Saved data entries:

··········

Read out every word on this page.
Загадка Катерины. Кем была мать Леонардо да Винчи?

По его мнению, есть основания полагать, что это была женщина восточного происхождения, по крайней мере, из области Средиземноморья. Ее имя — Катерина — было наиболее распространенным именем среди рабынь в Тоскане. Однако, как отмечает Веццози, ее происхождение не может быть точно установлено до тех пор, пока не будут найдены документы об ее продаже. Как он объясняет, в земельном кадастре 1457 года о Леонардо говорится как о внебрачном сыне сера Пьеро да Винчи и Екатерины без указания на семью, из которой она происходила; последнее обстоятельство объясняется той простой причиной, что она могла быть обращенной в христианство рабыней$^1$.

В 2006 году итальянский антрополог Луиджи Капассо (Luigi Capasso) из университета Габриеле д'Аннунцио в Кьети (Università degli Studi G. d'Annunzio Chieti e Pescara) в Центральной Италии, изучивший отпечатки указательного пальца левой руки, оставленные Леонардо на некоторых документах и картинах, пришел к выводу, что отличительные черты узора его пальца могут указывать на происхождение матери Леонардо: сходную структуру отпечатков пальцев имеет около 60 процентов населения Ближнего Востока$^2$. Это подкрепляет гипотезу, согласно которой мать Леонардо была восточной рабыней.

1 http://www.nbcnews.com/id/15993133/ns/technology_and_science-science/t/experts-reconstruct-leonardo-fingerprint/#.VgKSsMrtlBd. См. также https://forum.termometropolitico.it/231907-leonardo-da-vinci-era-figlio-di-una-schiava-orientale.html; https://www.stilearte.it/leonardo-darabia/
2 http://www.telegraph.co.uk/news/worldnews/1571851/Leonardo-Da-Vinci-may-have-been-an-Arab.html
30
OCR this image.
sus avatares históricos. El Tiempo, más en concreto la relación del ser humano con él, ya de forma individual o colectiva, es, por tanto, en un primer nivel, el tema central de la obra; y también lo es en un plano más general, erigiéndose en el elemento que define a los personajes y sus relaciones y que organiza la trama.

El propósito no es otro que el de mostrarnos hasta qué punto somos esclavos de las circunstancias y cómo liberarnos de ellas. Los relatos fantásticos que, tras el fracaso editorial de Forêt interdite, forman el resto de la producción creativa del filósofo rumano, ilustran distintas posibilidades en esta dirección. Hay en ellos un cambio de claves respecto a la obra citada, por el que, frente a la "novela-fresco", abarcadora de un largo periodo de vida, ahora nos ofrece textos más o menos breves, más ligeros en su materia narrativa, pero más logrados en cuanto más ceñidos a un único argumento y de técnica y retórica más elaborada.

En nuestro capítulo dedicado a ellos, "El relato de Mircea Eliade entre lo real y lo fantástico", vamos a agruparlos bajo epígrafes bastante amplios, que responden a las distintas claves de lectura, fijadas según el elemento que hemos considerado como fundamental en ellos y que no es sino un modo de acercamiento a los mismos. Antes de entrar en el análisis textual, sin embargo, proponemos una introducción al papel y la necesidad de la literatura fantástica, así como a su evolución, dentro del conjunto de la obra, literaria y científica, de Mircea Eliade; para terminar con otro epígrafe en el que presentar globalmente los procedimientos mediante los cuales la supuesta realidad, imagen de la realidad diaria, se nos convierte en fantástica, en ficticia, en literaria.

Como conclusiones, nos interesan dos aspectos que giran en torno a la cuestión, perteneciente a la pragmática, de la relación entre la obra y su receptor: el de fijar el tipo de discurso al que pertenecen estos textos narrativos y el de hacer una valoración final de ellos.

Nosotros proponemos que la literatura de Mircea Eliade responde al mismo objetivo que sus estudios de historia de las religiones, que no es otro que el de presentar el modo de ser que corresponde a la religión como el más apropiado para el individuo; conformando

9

··········

> _EXERCISE DIRECTIONS_: Gather all lines from the records above in which "this" appears.

> _WRITTEN RESPONSE_:
Read out every word on this page.
OCR this image.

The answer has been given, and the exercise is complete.